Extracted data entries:
——————————

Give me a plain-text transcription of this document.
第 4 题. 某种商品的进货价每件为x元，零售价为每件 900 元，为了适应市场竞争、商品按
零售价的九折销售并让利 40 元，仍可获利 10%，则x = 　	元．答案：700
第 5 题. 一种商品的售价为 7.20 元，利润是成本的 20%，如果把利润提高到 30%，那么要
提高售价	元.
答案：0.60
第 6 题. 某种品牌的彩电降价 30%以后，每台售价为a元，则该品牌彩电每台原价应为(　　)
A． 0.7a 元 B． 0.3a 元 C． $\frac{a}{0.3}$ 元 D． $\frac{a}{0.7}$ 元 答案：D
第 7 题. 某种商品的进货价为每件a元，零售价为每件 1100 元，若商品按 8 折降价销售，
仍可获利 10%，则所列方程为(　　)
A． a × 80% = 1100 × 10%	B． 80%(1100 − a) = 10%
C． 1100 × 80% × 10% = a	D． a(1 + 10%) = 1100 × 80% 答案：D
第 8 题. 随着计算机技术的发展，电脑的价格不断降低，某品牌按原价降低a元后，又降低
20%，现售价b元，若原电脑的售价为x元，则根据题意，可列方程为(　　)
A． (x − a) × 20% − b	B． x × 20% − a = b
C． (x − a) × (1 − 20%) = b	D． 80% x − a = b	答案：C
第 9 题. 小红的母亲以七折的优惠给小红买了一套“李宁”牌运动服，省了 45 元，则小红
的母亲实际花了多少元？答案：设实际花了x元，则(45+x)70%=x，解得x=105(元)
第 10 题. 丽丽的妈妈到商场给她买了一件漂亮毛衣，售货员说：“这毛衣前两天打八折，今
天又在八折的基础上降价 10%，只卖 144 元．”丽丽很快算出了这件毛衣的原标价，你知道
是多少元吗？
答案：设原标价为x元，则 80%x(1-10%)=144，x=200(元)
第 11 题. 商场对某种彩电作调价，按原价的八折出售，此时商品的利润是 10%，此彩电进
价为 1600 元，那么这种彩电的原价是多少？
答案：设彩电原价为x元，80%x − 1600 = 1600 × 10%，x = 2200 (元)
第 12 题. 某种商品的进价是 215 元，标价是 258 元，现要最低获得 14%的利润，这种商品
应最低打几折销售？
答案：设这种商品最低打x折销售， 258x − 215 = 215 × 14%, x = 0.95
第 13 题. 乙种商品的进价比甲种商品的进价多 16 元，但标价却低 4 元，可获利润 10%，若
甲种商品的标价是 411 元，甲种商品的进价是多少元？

——————————

**DIRECTIONS:** Pull out each record as written and restate it exactly.

**ANSWER TO THIS TASK:**
Give me a plain-text transcription of this document.
第 4 题. 某种商品的进货价每件为x元，零售价为每件 900 元，为了适应市场竞争、商品按
零售价的九折销售并让利 40 元，仍可获利 10%，则x = 　	元．答案：700
第 5 题. 一种商品的售价为 7.20 元，利润是成本的 20%，如果把利润提高到 30%，那么要
提高售价	元.
答案：0.60
第 6 题. 某种品牌的彩电降价 30%以后，每台售价为a元，则该品牌彩电每台原价应为(　　)
A． 0.7a 元 B． 0.3a 元 C． $\frac{a}{0.3}$ 元 D． $\frac{a}{0.7}$ 元 答案：D
第 7 题. 某种商品的进货价为每件a元，零售价为每件 1100 元，若商品按 8 折降价销售，
仍可获利 10%，则所列方程为(　　)
A． a × 80% = 1100 × 10%	B． 80%(1100 − a) = 10%
C． 1100 × 80% × 10% = a	D． a(1 + 10%) = 1100 × 80% 答案：D
第 8 题. 随着计算机技术的发展，电脑的价格不断降低，某品牌按原价降低a元后，又降低
20%，现售价b元，若原电脑的售价为x元，则根据题意，可列方程为(　　)
A． (x − a) × 20% − b	B． x × 20% − a = b
C． (x − a) × (1 − 20%) = b	D． 80% x − a = b	答案：C
第 9 题. 小红的母亲以七折的优惠给小红买了一套“李宁”牌运动服，省了 45 元，则小红
的母亲实际花了多少元？答案：设实际花了x元，则(45+x)70%=x，解得x=105(元)
第 10 题. 丽丽的妈妈到商场给她买了一件漂亮毛衣，售货员说：“这毛衣前两天打八折，今
天又在八折的基础上降价 10%，只卖 144 元．”丽丽很快算出了这件毛衣的原标价，你知道
是多少元吗？
答案：设原标价为x元，则 80%x(1-10%)=144，x=200(元)
第 11 题. 商场对某种彩电作调价，按原价的八折出售，此时商品的利润是 10%，此彩电进
价为 1600 元，那么这种彩电的原价是多少？
答案：设彩电原价为x元，80%x − 1600 = 1600 × 10%，x = 2200 (元)
第 12 题. 某种商品的进价是 215 元，标价是 258 元，现要最低获得 14%的利润，这种商品
应最低打几折销售？
答案：设这种商品最低打x折销售， 258x − 215 = 215 × 14%, x = 0.95
第 13 题. 乙种商品的进价比甲种商品的进价多 16 元，但标价却低 4 元，可获利润 10%，若
甲种商品的标价是 411 元，甲种商品的进价是多少元？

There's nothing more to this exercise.